[Collection entries]

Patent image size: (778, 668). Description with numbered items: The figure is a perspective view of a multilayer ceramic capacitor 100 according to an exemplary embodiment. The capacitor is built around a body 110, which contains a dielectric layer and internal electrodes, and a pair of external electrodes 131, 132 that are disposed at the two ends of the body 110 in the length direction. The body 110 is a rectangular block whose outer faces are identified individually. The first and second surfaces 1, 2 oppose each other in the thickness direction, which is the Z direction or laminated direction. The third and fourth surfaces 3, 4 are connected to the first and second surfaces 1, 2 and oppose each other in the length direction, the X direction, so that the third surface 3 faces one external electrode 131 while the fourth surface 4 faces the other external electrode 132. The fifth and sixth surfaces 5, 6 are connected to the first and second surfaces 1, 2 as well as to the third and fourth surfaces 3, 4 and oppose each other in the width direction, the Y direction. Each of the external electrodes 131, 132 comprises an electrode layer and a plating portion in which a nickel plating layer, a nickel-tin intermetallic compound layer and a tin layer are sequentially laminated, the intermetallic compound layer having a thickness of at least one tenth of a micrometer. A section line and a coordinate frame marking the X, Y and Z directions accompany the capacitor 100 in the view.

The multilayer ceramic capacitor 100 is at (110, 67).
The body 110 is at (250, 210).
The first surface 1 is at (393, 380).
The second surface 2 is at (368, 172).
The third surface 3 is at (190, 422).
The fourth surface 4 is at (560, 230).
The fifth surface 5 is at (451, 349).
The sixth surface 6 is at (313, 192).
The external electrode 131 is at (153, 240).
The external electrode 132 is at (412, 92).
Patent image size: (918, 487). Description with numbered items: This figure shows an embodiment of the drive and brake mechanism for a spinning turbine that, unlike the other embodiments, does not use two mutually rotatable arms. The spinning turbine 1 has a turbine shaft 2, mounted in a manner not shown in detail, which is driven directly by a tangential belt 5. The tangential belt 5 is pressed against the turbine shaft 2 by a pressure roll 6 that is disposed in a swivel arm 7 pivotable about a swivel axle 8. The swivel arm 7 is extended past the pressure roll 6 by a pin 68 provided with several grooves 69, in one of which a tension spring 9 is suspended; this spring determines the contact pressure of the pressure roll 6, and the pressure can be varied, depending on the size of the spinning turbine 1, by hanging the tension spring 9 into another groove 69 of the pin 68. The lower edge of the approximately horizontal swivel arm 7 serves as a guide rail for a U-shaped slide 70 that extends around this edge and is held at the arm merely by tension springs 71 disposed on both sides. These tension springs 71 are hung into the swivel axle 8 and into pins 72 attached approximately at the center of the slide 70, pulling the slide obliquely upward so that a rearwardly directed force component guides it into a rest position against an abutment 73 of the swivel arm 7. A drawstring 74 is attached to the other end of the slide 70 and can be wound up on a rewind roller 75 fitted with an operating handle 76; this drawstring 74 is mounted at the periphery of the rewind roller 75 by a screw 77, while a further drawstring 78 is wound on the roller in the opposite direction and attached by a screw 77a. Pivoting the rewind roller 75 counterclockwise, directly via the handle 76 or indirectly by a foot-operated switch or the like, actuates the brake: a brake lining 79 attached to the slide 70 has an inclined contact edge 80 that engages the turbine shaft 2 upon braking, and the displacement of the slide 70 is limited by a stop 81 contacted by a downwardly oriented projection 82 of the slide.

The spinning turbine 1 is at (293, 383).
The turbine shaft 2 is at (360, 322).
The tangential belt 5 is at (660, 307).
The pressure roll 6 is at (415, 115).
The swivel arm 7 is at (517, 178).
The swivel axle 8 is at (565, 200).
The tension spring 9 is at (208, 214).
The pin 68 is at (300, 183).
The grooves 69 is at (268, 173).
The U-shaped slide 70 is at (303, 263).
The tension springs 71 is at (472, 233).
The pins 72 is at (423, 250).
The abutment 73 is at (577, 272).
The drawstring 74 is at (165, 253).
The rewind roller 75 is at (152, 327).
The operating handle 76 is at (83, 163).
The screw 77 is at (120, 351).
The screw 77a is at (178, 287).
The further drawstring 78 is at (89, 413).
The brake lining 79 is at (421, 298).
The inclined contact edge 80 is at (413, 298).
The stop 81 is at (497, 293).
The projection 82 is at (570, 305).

• _EXERCISE INSTRUCTIONS_:
Can you lay out the records above as a Markdown table with the columns "Row" and "Line", covering everything from the start of the records through the line containing "The fourth surface 4 is at (560, 230)." and leaving out blank lines?

• _RESULT OF THE TASK_:
| Row | Line |
|---|---|
| 1 | Patent image size: (778, 668). Description with numbered items: The figure is a perspective view of a multilayer ceramic capacitor 100 according to an exemplary embodiment. The capacitor is built around a body 110, which contains a dielectric layer and internal electrodes, and a pair of external electrodes 131, 132 that are disposed at the two ends of the body 110 in the length direction. The body 110 is a rectangular block whose outer faces are identified individually. The first and second surfaces 1, 2 oppose each other in the thickness direction, which is the Z direction or laminated direction. The third and fourth surfaces 3, 4 are connected to the first and second surfaces 1, 2 and oppose each other in the length direction, the X direction, so that the third surface 3 faces one external electrode 131 while the fourth surface 4 faces the other external electrode 132. The fifth and sixth surfaces 5, 6 are connected to the first and second surfaces 1, 2 as well as to the third and fourth surfaces 3, 4 and oppose each other in the width direction, the Y direction. Each of the external electrodes 131, 132 comprises an electrode layer and a plating portion in which a nickel plating layer, a nickel-tin intermetallic compound layer and a tin layer are sequentially laminated, the intermetallic compound layer having a thickness of at least one tenth of a micrometer. A section line and a coordinate frame marking the X, Y and Z directions accompany the capacitor 100 in the view. |
| 2 | The multilayer ceramic capacitor 100 is at (110, 67). |
| 3 | The body 110 is at (250, 210). |
| 4 | The first surface 1 is at (393, 380). |
| 5 | The second surface 2 is at (368, 172). |
| 6 | The third surface 3 is at (190, 422). |
| 7 | The fourth surface 4 is at (560, 230). |